Dataset listings of figures:

## start

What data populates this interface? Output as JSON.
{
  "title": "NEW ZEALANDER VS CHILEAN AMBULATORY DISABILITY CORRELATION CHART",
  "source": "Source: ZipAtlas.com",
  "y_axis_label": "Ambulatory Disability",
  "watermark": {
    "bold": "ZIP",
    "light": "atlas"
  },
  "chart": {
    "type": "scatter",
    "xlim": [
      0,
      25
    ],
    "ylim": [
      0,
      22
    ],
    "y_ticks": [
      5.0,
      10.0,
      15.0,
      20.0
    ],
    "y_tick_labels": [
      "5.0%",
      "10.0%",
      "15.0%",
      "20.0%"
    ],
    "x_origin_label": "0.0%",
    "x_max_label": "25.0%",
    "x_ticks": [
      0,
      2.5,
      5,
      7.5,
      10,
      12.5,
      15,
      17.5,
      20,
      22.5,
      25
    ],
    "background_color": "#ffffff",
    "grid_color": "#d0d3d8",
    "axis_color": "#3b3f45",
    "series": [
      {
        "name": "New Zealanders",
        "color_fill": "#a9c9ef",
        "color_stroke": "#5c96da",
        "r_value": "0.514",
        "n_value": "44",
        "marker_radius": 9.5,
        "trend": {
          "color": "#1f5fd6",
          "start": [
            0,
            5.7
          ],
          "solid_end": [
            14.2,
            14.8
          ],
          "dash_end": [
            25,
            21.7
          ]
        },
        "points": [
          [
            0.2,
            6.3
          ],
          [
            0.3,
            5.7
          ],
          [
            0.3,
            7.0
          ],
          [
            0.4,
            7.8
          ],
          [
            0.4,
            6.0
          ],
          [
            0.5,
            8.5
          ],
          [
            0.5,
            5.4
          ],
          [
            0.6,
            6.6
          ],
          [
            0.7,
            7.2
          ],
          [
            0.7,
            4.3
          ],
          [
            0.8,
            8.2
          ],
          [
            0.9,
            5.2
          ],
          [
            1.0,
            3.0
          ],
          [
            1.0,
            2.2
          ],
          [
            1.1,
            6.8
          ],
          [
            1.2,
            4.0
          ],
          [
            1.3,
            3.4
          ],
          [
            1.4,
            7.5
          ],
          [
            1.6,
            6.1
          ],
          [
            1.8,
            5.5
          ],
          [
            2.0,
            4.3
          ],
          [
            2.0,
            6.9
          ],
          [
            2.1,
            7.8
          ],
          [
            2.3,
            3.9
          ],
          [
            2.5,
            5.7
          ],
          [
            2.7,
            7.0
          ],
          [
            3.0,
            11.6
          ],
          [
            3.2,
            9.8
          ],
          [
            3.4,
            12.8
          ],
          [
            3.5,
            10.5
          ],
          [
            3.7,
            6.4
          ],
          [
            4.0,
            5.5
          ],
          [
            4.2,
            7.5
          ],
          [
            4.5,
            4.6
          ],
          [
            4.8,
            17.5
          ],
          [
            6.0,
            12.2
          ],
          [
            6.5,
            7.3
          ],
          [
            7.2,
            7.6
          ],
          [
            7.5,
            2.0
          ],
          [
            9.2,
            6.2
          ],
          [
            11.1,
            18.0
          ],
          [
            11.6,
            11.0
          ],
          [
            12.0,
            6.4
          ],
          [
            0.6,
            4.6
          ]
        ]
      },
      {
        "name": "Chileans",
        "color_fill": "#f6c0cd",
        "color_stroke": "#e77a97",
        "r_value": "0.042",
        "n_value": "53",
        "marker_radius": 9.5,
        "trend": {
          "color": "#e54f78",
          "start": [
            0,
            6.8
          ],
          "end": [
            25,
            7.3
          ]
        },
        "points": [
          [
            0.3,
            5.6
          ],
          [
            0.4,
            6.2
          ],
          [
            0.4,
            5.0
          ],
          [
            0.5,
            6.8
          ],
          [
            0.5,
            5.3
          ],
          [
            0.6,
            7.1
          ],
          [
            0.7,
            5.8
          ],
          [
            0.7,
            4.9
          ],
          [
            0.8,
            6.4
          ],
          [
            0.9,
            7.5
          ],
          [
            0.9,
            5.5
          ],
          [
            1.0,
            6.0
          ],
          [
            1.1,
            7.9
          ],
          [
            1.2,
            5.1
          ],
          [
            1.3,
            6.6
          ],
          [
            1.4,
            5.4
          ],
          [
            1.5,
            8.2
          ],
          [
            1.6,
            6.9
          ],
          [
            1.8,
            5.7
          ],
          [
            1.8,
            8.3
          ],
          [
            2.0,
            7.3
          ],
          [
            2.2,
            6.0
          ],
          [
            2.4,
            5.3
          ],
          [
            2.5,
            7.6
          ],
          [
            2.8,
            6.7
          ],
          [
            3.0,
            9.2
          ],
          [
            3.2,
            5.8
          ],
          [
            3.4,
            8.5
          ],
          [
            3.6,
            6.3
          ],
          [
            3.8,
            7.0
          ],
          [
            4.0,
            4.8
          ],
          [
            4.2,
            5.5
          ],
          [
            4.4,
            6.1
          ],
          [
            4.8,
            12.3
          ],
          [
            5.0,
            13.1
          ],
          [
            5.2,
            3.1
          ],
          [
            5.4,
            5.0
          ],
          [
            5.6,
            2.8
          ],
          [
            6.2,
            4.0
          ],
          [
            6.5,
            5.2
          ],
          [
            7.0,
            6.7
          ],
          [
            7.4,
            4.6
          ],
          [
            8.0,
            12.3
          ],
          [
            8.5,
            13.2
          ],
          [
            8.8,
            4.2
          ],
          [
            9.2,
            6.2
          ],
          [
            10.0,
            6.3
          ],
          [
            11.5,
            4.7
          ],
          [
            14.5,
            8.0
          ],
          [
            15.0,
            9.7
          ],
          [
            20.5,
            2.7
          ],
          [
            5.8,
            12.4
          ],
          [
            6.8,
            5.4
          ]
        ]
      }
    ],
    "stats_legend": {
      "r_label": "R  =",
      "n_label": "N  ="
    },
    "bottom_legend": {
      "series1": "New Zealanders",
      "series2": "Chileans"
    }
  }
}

## end

> [CHALLENGE] All of the material above needs to be copied exactly.

> [OUTPUT FOR THIS TASK]
What data populates this interface? Output as JSON.
{
  "title": "NEW ZEALANDER VS CHILEAN AMBULATORY DISABILITY CORRELATION CHART",
  "source": "Source: ZipAtlas.com",
  "y_axis_label": "Ambulatory Disability",
  "watermark": {
    "bold": "ZIP",
    "light": "atlas"
  },
  "chart": {
    "type": "scatter",
    "xlim": [
      0,
      25
    ],
    "ylim": [
      0,
      22
    ],
    "y_ticks": [
      5.0,
      10.0,
      15.0,
      20.0
    ],
    "y_tick_labels": [
      "5.0%",
      "10.0%",
      "15.0%",
      "20.0%"
    ],
    "x_origin_label": "0.0%",
    "x_max_label": "25.0%",
    "x_ticks": [
      0,
      2.5,
      5,
      7.5,
      10,
      12.5,
      15,
      17.5,
      20,
      22.5,
      25
    ],
    "background_color": "#ffffff",
    "grid_color": "#d0d3d8",
    "axis_color": "#3b3f45",
    "series": [
      {
        "name": "New Zealanders",
        "color_fill": "#a9c9ef",
        "color_stroke": "#5c96da",
        "r_value": "0.514",
        "n_value": "44",
        "marker_radius": 9.5,
        "trend": {
          "color": "#1f5fd6",
          "start": [
            0,
            5.7
          ],
          "solid_end": [
            14.2,
            14.8
          ],
          "dash_end": [
            25,
            21.7
          ]
        },
        "points": [
          [
            0.2,
            6.3
          ],
          [
            0.3,
            5.7
          ],
          [
            0.3,
            7.0
          ],
          [
            0.4,
            7.8
          ],
          [
            0.4,
            6.0
          ],
          [
            0.5,
            8.5
          ],
          [
            0.5,
            5.4
          ],
          [
            0.6,
            6.6
          ],
          [
            0.7,
            7.2
          ],
          [
            0.7,
            4.3
          ],
          [
            0.8,
            8.2
          ],
          [
            0.9,
            5.2
          ],
          [
            1.0,
            3.0
          ],
          [
            1.0,
            2.2
          ],
          [
            1.1,
            6.8
          ],
          [
            1.2,
            4.0
          ],
          [
            1.3,
            3.4
          ],
          [
            1.4,
            7.5
          ],
          [
            1.6,
            6.1
          ],
          [
            1.8,
            5.5
          ],
          [
            2.0,
            4.3
          ],
          [
            2.0,
            6.9
          ],
          [
            2.1,
            7.8
          ],
          [
            2.3,
            3.9
          ],
          [
            2.5,
            5.7
          ],
          [
            2.7,
            7.0
          ],
          [
            3.0,
            11.6
          ],
          [
            3.2,
            9.8
          ],
          [
            3.4,
            12.8
          ],
          [
            3.5,
            10.5
          ],
          [
            3.7,
            6.4
          ],
          [
            4.0,
            5.5
          ],
          [
            4.2,
            7.5
          ],
          [
            4.5,
            4.6
          ],
          [
            4.8,
            17.5
          ],
          [
            6.0,
            12.2
          ],
          [
            6.5,
            7.3
          ],
          [
            7.2,
            7.6
          ],
          [
            7.5,
            2.0
          ],
          [
            9.2,
            6.2
          ],
          [
            11.1,
            18.0
          ],
          [
            11.6,
            11.0
          ],
          [
            12.0,
            6.4
          ],
          [
            0.6,
            4.6
          ]
        ]
      },
      {
        "name": "Chileans",
        "color_fill": "#f6c0cd",
        "color_stroke": "#e77a97",
        "r_value": "0.042",
        "n_value": "53",
        "marker_radius": 9.5,
        "trend": {
          "color": "#e54f78",
          "start": [
            0,
            6.8
          ],
          "end": [
            25,
            7.3
          ]
        },
        "points": [
          [
            0.3,
            5.6
          ],
          [
            0.4,
            6.2
          ],
          [
            0.4,
            5.0
          ],
          [
            0.5,
            6.8
          ],
          [
            0.5,
            5.3
          ],
          [
            0.6,
            7.1
          ],
          [
            0.7,
            5.8
          ],
          [
            0.7,
            4.9
          ],
          [
            0.8,
            6.4
          ],
          [
            0.9,
            7.5
          ],
          [
            0.9,
            5.5
          ],
          [
            1.0,
            6.0
          ],
          [
            1.1,
            7.9
          ],
          [
            1.2,
            5.1
          ],
          [
            1.3,
            6.6
          ],
          [
            1.4,
            5.4
          ],
          [
            1.5,
            8.2
          ],
          [
            1.6,
            6.9
          ],
          [
            1.8,
            5.7
          ],
          [
            1.8,
            8.3
          ],
          [
            2.0,
            7.3
          ],
          [
            2.2,
            6.0
          ],
          [
            2.4,
            5.3
          ],
          [
            2.5,
            7.6
          ],
          [
            2.8,
            6.7
          ],
          [
            3.0,
            9.2
          ],
          [
            3.2,
            5.8
          ],
          [
            3.4,
            8.5
          ],
          [
            3.6,
            6.3
          ],
          [
            3.8,
            7.0
          ],
          [
            4.0,
            4.8
          ],
          [
            4.2,
            5.5
          ],
          [
            4.4,
            6.1
          ],
          [
            4.8,
            12.3
          ],
          [
            5.0,
            13.1
          ],
          [
            5.2,
            3.1
          ],
          [
            5.4,
            5.0
          ],
          [
            5.6,
            2.8
          ],
          [
            6.2,
            4.0
          ],
          [
            6.5,
            5.2
          ],
          [
            7.0,
            6.7
          ],
          [
            7.4,
            4.6
          ],
          [
            8.0,
            12.3
          ],
          [
            8.5,
            13.2
          ],
          [
            8.8,
            4.2
          ],
          [
            9.2,
            6.2
          ],
          [
            10.0,
            6.3
          ],
          [
            11.5,
            4.7
          ],
          [
            14.5,
            8.0
          ],
          [
            15.0,
            9.7
          ],
          [
            20.5,
            2.7
          ],
          [
            5.8,
            12.4
          ],
          [
            6.8,
            5.4
          ]
        ]
      }
    ],
    "stats_legend": {
      "r_label": "R  =",
      "n_label": "N  ="
    },
    "bottom_legend": {
      "series1": "New Zealanders",
      "series2": "Chileans"
    }
  }
}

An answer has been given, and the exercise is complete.